*Stated problem*. List each line of the data that holds the string "screenshot".

-- start of Data excerpts --

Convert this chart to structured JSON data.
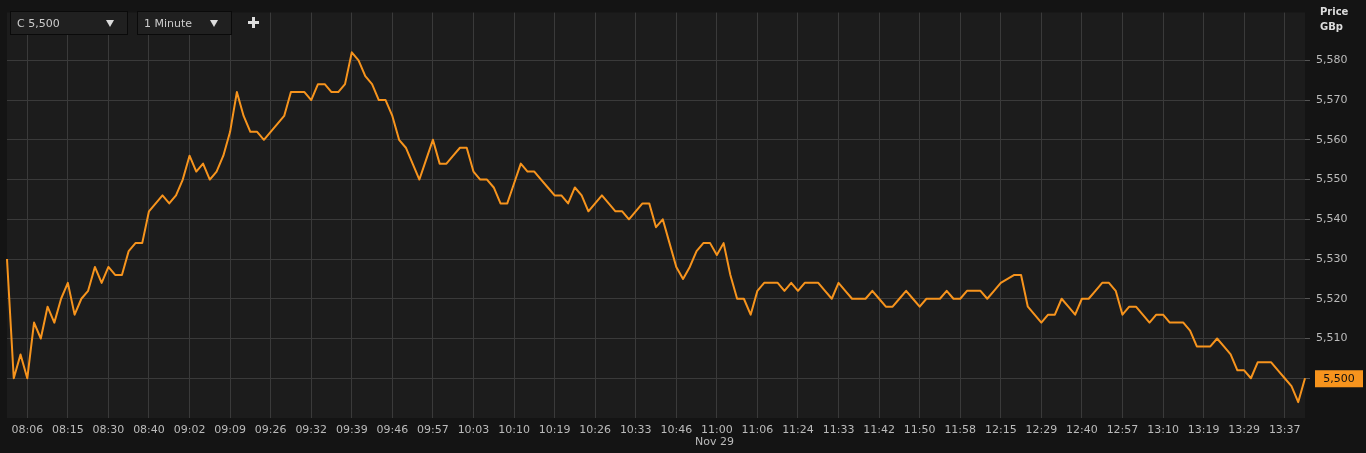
{
  "chart_data": {
    "type": "line",
    "ylabel": "Price GBp",
    "categories": [
      null,
      null,
      null,
      "08:06",
      null,
      null,
      null,
      null,
      null,
      "08:15",
      null,
      null,
      null,
      null,
      null,
      "08:30",
      null,
      null,
      null,
      null,
      null,
      "08:40",
      null,
      null,
      null,
      null,
      null,
      "09:02",
      null,
      null,
      null,
      null,
      null,
      "09:09",
      null,
      null,
      null,
      null,
      null,
      "09:26",
      null,
      null,
      null,
      null,
      null,
      "09:32",
      null,
      null,
      null,
      null,
      null,
      "09:39",
      null,
      null,
      null,
      null,
      null,
      "09:46",
      null,
      null,
      null,
      null,
      null,
      "09:57",
      null,
      null,
      null,
      null,
      null,
      "10:03",
      null,
      null,
      null,
      null,
      null,
      "10:10",
      null,
      null,
      null,
      null,
      null,
      "10:19",
      null,
      null,
      null,
      null,
      null,
      "10:26",
      null,
      null,
      null,
      null,
      null,
      "10:33",
      null,
      null,
      null,
      null,
      null,
      "10:46",
      null,
      null,
      null,
      null,
      null,
      "11:00",
      null,
      null,
      null,
      null,
      null,
      "11:06",
      null,
      null,
      null,
      null,
      null,
      "11:24",
      null,
      null,
      null,
      null,
      null,
      "11:33",
      null,
      null,
      null,
      null,
      null,
      "11:42",
      null,
      null,
      null,
      null,
      null,
      "11:50",
      null,
      null,
      null,
      null,
      null,
      "11:58",
      null,
      null,
      null,
      null,
      null,
      "12:15",
      null,
      null,
      null,
      null,
      null,
      "12:29",
      null,
      null,
      null,
      null,
      null,
      "12:40",
      null,
      null,
      null,
      null,
      null,
      "12:57",
      null,
      null,
      null,
      null,
      null,
      "13:10",
      null,
      null,
      null,
      null,
      null,
      "13:19",
      null,
      null,
      null,
      null,
      null,
      "13:29",
      null,
      null,
      null,
      null,
      null,
      "13:37",
      null,
      null,
      null
    ],
    "series": [
      {
        "color": "#f7941d",
        "values": [
          5530,
          5500,
          5506,
          5500,
          5514,
          5510,
          5518,
          5514,
          5520,
          5524,
          5516,
          5520,
          5522,
          5528,
          5524,
          5528,
          5526,
          5526,
          5532,
          5534,
          5534,
          5542,
          5544,
          5546,
          5544,
          5546,
          5550,
          5556,
          5552,
          5554,
          5550,
          5552,
          5556,
          5562,
          5572,
          5566,
          5562,
          5562,
          5560,
          5562,
          5564,
          5566,
          5572,
          5572,
          5572,
          5570,
          5574,
          5574,
          5572,
          5572,
          5574,
          5582,
          5580,
          5576,
          5574,
          5570,
          5570,
          5566,
          5560,
          5558,
          5554,
          5550,
          5555,
          5560,
          5554,
          5554,
          5556,
          5558,
          5558,
          5552,
          5550,
          5550,
          5548,
          5544,
          5544,
          5549,
          5554,
          5552,
          5552,
          5550,
          5548,
          5546,
          5546,
          5544,
          5548,
          5546,
          5542,
          5544,
          5546,
          5544,
          5542,
          5542,
          5540,
          5542,
          5544,
          5544,
          5538,
          5540,
          5534,
          5528,
          5525,
          5528,
          5532,
          5534,
          5534,
          5531,
          5534,
          5526,
          5520,
          5520,
          5516,
          5522,
          5524,
          5524,
          5524,
          5522,
          5524,
          5522,
          5524,
          5524,
          5524,
          5522,
          5520,
          5524,
          5522,
          5520,
          5520,
          5520,
          5522,
          5520,
          5518,
          5518,
          5520,
          5522,
          5520,
          5518,
          5520,
          5520,
          5520,
          5522,
          5520,
          5520,
          5522,
          5522,
          5522,
          5520,
          5522,
          5524,
          5525,
          5526,
          5526,
          5518,
          5516,
          5514,
          5516,
          5516,
          5520,
          5518,
          5516,
          5520,
          5520,
          5522,
          5524,
          5524,
          5522,
          5516,
          5518,
          5518,
          5516,
          5514,
          5516,
          5516,
          5514,
          5514,
          5514,
          5512,
          5508,
          5508,
          5508,
          5510,
          5508,
          5506,
          5502,
          5502,
          5500,
          5504,
          5504,
          5504,
          5502,
          5500,
          5498,
          5494,
          5500
        ]
      }
    ],
    "ylim": [
      5490,
      5592
    ],
    "yticks": [
      {
        "value": 5500,
        "label": null
      },
      {
        "value": 5510,
        "label": "5,510"
      },
      {
        "value": 5520,
        "label": "5,520"
      },
      {
        "value": 5530,
        "label": "5,530"
      },
      {
        "value": 5540,
        "label": "5,540"
      },
      {
        "value": 5550,
        "label": "5,550"
      },
      {
        "value": 5560,
        "label": "5,560"
      },
      {
        "value": 5570,
        "label": "5,570"
      },
      {
        "value": 5580,
        "label": "5,580"
      }
    ],
    "grid": true,
    "legend": false,
    "marker": "none",
    "line_style": "solid",
    "annotations": [
      "C 5,500",
      "1 Minute",
      "Nov 29",
      "5,500"
    ]
  }
}
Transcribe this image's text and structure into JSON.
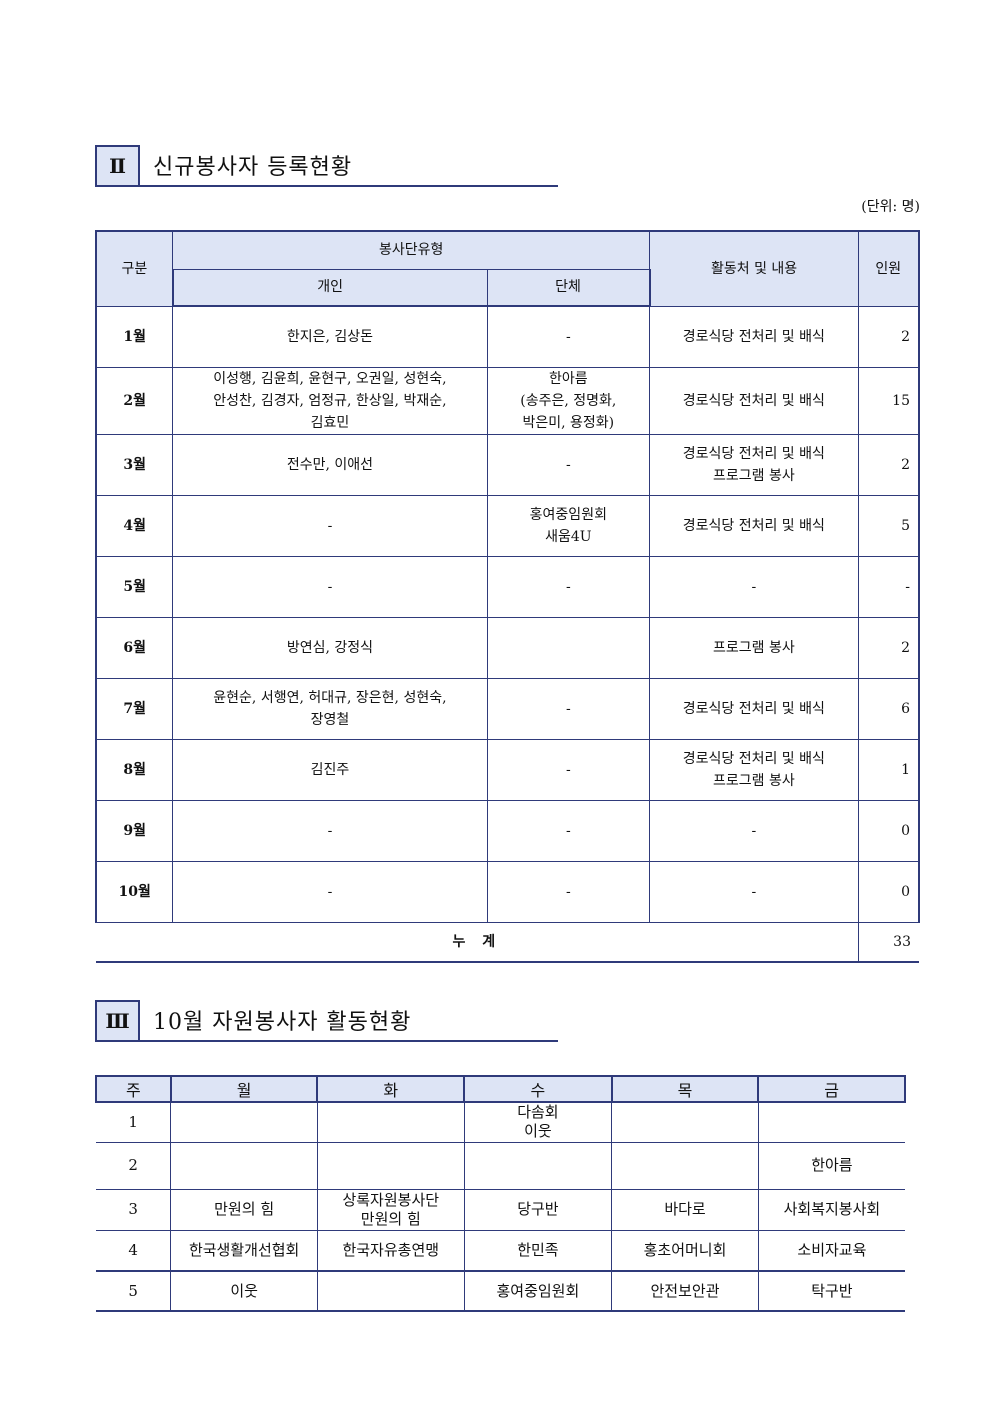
{
  "section2": {
    "num": "Ⅱ",
    "title": "신규봉사자 등록현황",
    "unit": "(단위: 명)",
    "headers": {
      "category": "구분",
      "type": "봉사단유형",
      "individual": "개인",
      "group": "단체",
      "place": "활동처 및 내용",
      "count": "인원"
    },
    "rows": [
      {
        "month": "1월",
        "individual": "한지은, 김상돈",
        "group": "-",
        "place": "경로식당 전처리 및 배식",
        "count": "2"
      },
      {
        "month": "2월",
        "individual": "이성행, 김윤희, 윤현구, 오권일, 성현숙,\n안성찬, 김경자, 엄정규, 한상일, 박재순,\n김효민",
        "group": "한아름\n(송주은, 정명화,\n박은미, 용정화)",
        "place": "경로식당 전처리 및 배식",
        "count": "15"
      },
      {
        "month": "3월",
        "individual": "전수만, 이애선",
        "group": "-",
        "place": "경로식당 전처리 및 배식\n프로그램 봉사",
        "count": "2"
      },
      {
        "month": "4월",
        "individual": "-",
        "group": "홍여중임원회\n새움4U",
        "place": "경로식당 전처리 및 배식",
        "count": "5"
      },
      {
        "month": "5월",
        "individual": "-",
        "group": "-",
        "place": "-",
        "count": "-"
      },
      {
        "month": "6월",
        "individual": "방연심, 강정식",
        "group": "",
        "place": "프로그램 봉사",
        "count": "2"
      },
      {
        "month": "7월",
        "individual": "윤현순, 서행연, 허대규, 장은현, 성현숙,\n장영철",
        "group": "-",
        "place": "경로식당 전처리 및 배식",
        "count": "6"
      },
      {
        "month": "8월",
        "individual": "김진주",
        "group": "-",
        "place": "경로식당 전처리 및 배식\n프로그램 봉사",
        "count": "1"
      },
      {
        "month": "9월",
        "individual": "-",
        "group": "-",
        "place": "-",
        "count": "0"
      },
      {
        "month": "10월",
        "individual": "-",
        "group": "-",
        "place": "-",
        "count": "0"
      }
    ],
    "total_label": "누  계",
    "total": "33"
  },
  "section3": {
    "num": "Ⅲ",
    "title": "10월 자원봉사자 활동현황",
    "headers": [
      "주",
      "월",
      "화",
      "수",
      "목",
      "금"
    ],
    "rows": [
      [
        "1",
        "",
        "",
        "다솜회\n이웃",
        "",
        ""
      ],
      [
        "2",
        "",
        "",
        "",
        "",
        "한아름"
      ],
      [
        "3",
        "만원의 힘",
        "상록자원봉사단\n만원의 힘",
        "당구반",
        "바다로",
        "사회복지봉사회"
      ],
      [
        "4",
        "한국생활개선협회",
        "한국자유총연맹",
        "한민족",
        "홍초어머니회",
        "소비자교육"
      ],
      [
        "5",
        "이웃",
        "",
        "홍여중임원회",
        "안전보안관",
        "탁구반"
      ]
    ]
  }
}
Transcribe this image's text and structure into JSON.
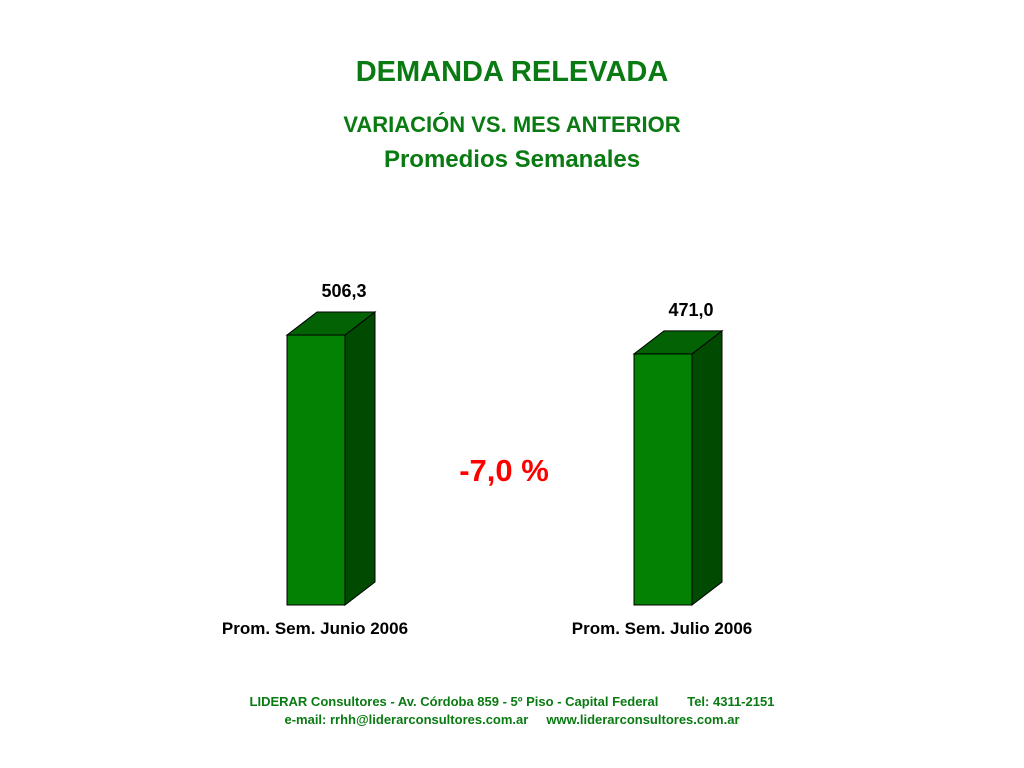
{
  "header": {
    "title": "DEMANDA RELEVADA",
    "subtitle": "VARIACIÓN VS. MES ANTERIOR",
    "subtitle2": "Promedios Semanales"
  },
  "chart_data": {
    "type": "bar",
    "style": "3d-column",
    "categories": [
      "Prom. Sem. Junio 2006",
      "Prom. Sem. Julio 2006"
    ],
    "values": [
      506.3,
      471.0
    ],
    "value_labels": [
      "506,3",
      "471,0"
    ],
    "annotation": "-7,0 %",
    "colors": {
      "bar_front": "#028102",
      "bar_top": "#036203",
      "bar_side": "#014a01",
      "annotation": "#ff0000",
      "text": "#000000"
    },
    "grid": false,
    "legend": "none"
  },
  "footer": {
    "line1": "LIDERAR Consultores - Av. Córdoba 859 - 5º Piso - Capital Federal        Tel: 4311-2151",
    "line2": "e-mail: rrhh@liderarconsultores.com.ar     www.liderarconsultores.com.ar"
  }
}
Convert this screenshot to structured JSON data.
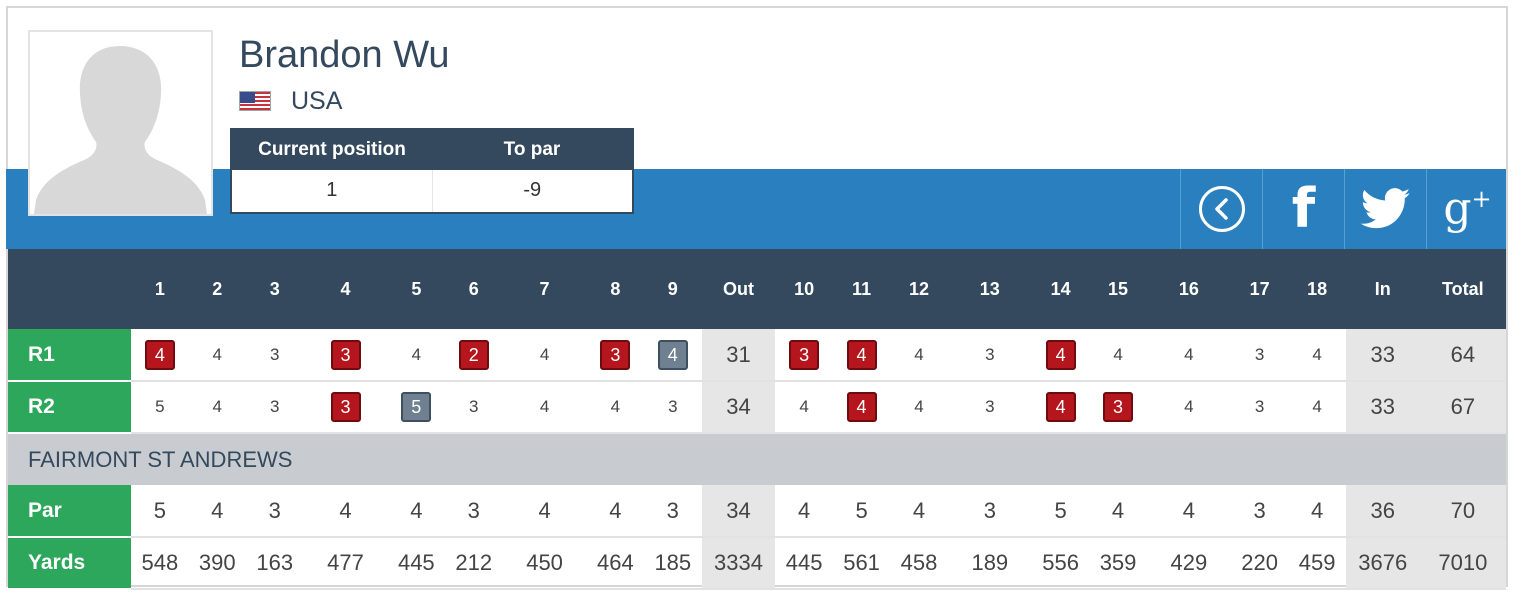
{
  "player": {
    "name": "Brandon Wu",
    "country": "USA"
  },
  "position_table": {
    "headers": [
      "Current position",
      "To par"
    ],
    "values": [
      "1",
      "-9"
    ]
  },
  "social": {
    "icons": [
      "back-circle-icon",
      "facebook-icon",
      "twitter-icon",
      "google-plus-icon"
    ],
    "facebook_glyph": "f",
    "google_glyph": "g",
    "google_plus": "+"
  },
  "scorecard": {
    "holes_header": [
      "1",
      "2",
      "3",
      "4",
      "5",
      "6",
      "7",
      "8",
      "9",
      "Out",
      "10",
      "11",
      "12",
      "13",
      "14",
      "15",
      "16",
      "17",
      "18",
      "In",
      "Total"
    ],
    "rounds": [
      {
        "label": "R1",
        "cells": [
          {
            "v": "4",
            "t": "birdie"
          },
          {
            "v": "4",
            "t": ""
          },
          {
            "v": "3",
            "t": ""
          },
          {
            "v": "3",
            "t": "birdie"
          },
          {
            "v": "4",
            "t": ""
          },
          {
            "v": "2",
            "t": "birdie"
          },
          {
            "v": "4",
            "t": ""
          },
          {
            "v": "3",
            "t": "birdie"
          },
          {
            "v": "4",
            "t": "bogey"
          },
          {
            "v": "31",
            "t": "tot"
          },
          {
            "v": "3",
            "t": "birdie"
          },
          {
            "v": "4",
            "t": "birdie"
          },
          {
            "v": "4",
            "t": ""
          },
          {
            "v": "3",
            "t": ""
          },
          {
            "v": "4",
            "t": "birdie"
          },
          {
            "v": "4",
            "t": ""
          },
          {
            "v": "4",
            "t": ""
          },
          {
            "v": "3",
            "t": ""
          },
          {
            "v": "4",
            "t": ""
          },
          {
            "v": "33",
            "t": "tot"
          },
          {
            "v": "64",
            "t": "tot"
          }
        ]
      },
      {
        "label": "R2",
        "cells": [
          {
            "v": "5",
            "t": ""
          },
          {
            "v": "4",
            "t": ""
          },
          {
            "v": "3",
            "t": ""
          },
          {
            "v": "3",
            "t": "birdie"
          },
          {
            "v": "5",
            "t": "bogey"
          },
          {
            "v": "3",
            "t": ""
          },
          {
            "v": "4",
            "t": ""
          },
          {
            "v": "4",
            "t": ""
          },
          {
            "v": "3",
            "t": ""
          },
          {
            "v": "34",
            "t": "tot"
          },
          {
            "v": "4",
            "t": ""
          },
          {
            "v": "4",
            "t": "birdie"
          },
          {
            "v": "4",
            "t": ""
          },
          {
            "v": "3",
            "t": ""
          },
          {
            "v": "4",
            "t": "birdie"
          },
          {
            "v": "3",
            "t": "birdie"
          },
          {
            "v": "4",
            "t": ""
          },
          {
            "v": "3",
            "t": ""
          },
          {
            "v": "4",
            "t": ""
          },
          {
            "v": "33",
            "t": "tot"
          },
          {
            "v": "67",
            "t": "tot"
          }
        ]
      }
    ],
    "course_name": "FAIRMONT ST ANDREWS",
    "par": {
      "label": "Par",
      "values": [
        "5",
        "4",
        "3",
        "4",
        "4",
        "3",
        "4",
        "4",
        "3",
        "34",
        "4",
        "5",
        "4",
        "3",
        "5",
        "4",
        "4",
        "3",
        "4",
        "36",
        "70"
      ]
    },
    "yards": {
      "label": "Yards",
      "values": [
        "548",
        "390",
        "163",
        "477",
        "445",
        "212",
        "450",
        "464",
        "185",
        "3334",
        "445",
        "561",
        "458",
        "189",
        "556",
        "359",
        "429",
        "220",
        "459",
        "3676",
        "7010"
      ]
    }
  },
  "colors": {
    "navy": "#34495e",
    "blue": "#2a7fbf",
    "green": "#2ca75c",
    "birdie_red": "#b5161d",
    "bogey_gray": "#6f8191"
  }
}
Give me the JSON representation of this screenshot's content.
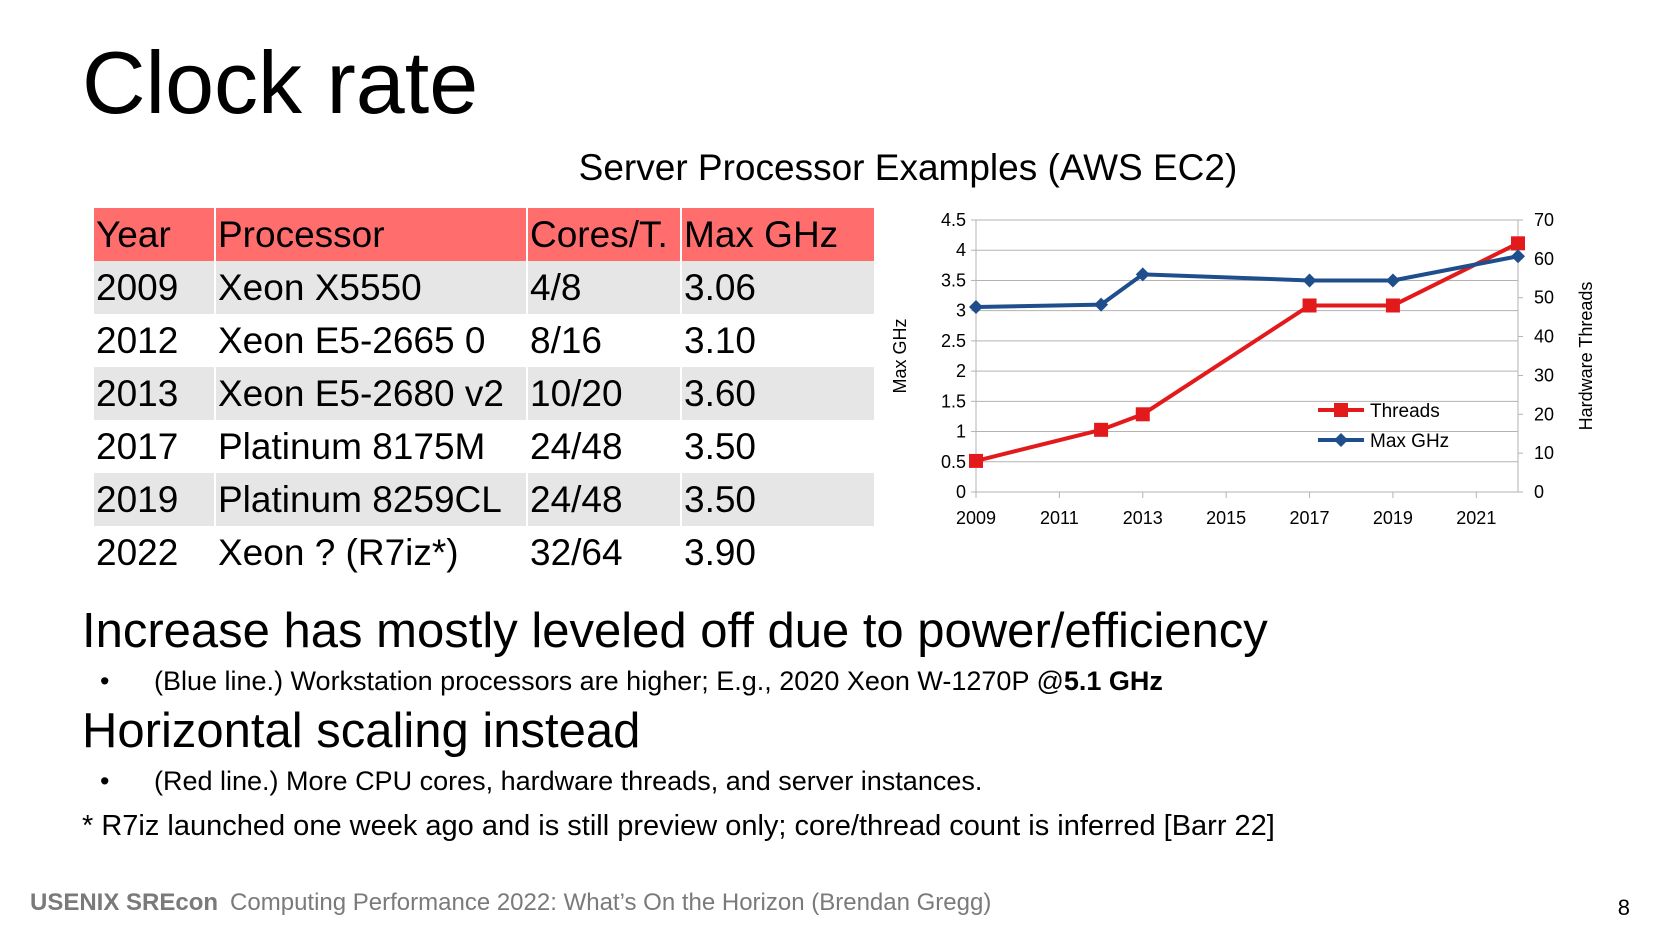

-- end of Data excerpts --

*Written solution*.
Convert this screenshot to structured JSON data.
Give me the JSON representation of this screenshot's content.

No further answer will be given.